----- Document excerpt
To that end, one of the Mitakupi Foundation’s goals is to raise funds that will resurrect the Youth Opportunity program, establishing youth centers in each reservation community. Jessum said they’re also seeking to fund the Hoye Wayelo (“I am sending a voice”) Summer Arts Programs, which will provide intensive hands-on training in multiple arts disciplines as well as opportunities to exhibit work both on and off the reservation.
“We’re working with Oglala Lakota College to implement the first summer arts intensives in 2013,” Jessum noted. “We’ll film the first one, as we’re hoping to turn this into a much larger program.”
Jessum and Joseph said they want to support and mentor young artists, to give them the tools they need and bring future possibilities to the table. These artists, then, will serve as mentor youth for their peers.
One such artist is Tee Iron Cloud, a young singer and rapper who has recorded one of his songs and even filmed a music video with the help of the Mitakupi Foundation.
“We knew if we could help him get out there, he would inspire other kids,” Jessum said.
In addition to the Youth Opportunity program and Hoye Wayelo, the Mitakupi Foundation also plans to raise funds for Gray Grass Youth Programs, led by Lakota medicine man and spiritual leader Ricky Gray Grass. Gray Grass has established a variety of local youth sports programs, including the Thunder Lake Boxing Club, and he oversees the Annual 500-Mile Sacred Hoop Run.
----------
----- Study material
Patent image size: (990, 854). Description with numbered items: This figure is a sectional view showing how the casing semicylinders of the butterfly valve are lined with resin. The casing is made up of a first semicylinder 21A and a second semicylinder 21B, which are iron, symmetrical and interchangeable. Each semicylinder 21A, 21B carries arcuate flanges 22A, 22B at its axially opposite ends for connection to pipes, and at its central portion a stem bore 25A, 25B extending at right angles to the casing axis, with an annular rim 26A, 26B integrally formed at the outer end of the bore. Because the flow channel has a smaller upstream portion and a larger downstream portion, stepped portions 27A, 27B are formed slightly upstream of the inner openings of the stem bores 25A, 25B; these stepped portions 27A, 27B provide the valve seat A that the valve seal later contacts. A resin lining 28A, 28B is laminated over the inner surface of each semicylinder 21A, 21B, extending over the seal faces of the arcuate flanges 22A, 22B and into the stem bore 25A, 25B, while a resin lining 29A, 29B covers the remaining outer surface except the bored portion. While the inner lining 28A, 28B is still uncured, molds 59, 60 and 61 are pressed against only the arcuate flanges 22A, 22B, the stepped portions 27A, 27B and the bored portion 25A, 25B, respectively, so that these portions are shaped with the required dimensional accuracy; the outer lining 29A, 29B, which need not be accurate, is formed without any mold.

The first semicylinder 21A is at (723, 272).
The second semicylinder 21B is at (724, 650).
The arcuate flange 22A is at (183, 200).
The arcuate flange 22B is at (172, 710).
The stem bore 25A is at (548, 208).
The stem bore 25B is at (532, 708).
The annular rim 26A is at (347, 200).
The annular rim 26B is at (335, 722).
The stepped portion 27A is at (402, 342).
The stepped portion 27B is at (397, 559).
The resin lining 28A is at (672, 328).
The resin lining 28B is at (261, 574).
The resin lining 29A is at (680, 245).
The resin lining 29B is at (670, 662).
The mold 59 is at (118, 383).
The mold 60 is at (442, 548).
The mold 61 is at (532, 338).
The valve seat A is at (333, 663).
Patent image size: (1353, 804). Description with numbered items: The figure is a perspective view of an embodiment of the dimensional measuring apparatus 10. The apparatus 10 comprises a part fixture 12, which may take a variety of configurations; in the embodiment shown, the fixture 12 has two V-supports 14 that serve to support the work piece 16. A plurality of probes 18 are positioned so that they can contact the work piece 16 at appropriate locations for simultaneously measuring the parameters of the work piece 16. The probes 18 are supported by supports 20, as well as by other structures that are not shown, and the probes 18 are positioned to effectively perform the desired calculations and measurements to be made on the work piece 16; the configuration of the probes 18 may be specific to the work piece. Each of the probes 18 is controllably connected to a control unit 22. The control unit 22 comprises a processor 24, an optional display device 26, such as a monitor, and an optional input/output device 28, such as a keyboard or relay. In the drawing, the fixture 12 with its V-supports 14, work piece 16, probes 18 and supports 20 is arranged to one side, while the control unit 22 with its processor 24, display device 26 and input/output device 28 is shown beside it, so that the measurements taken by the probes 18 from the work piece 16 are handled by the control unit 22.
----------
> **Your assignment**
Set down everything from "Jessum and Joseph" down to "Sacred Hoop Run." in the text on the Mitakupi Foundation's youth programs, copied word for word.

> **Answer box**
Jessum and Joseph said they want to support and mentor young artists, to give them the tools they need and bring future possibilities to the table. These artists, then, will serve as mentor youth for their peers.
One such artist is Tee Iron Cloud, a young singer and rapper who has recorded one of his songs and even filmed a music video with the help of the Mitakupi Foundation.
“We knew if we could help him get out there, he would inspire other kids,” Jessum said.
In addition to the Youth Opportunity program and Hoye Wayelo, the Mitakupi Foundation also plans to raise funds for Gray Grass Youth Programs, led by Lakota medicine man and spiritual leader Ricky Gray Grass. Gray Grass has established a variety of local youth sports programs, including the Thunder Lake Boxing Club, and he oversees the Annual 500-Mile Sacred Hoop Run.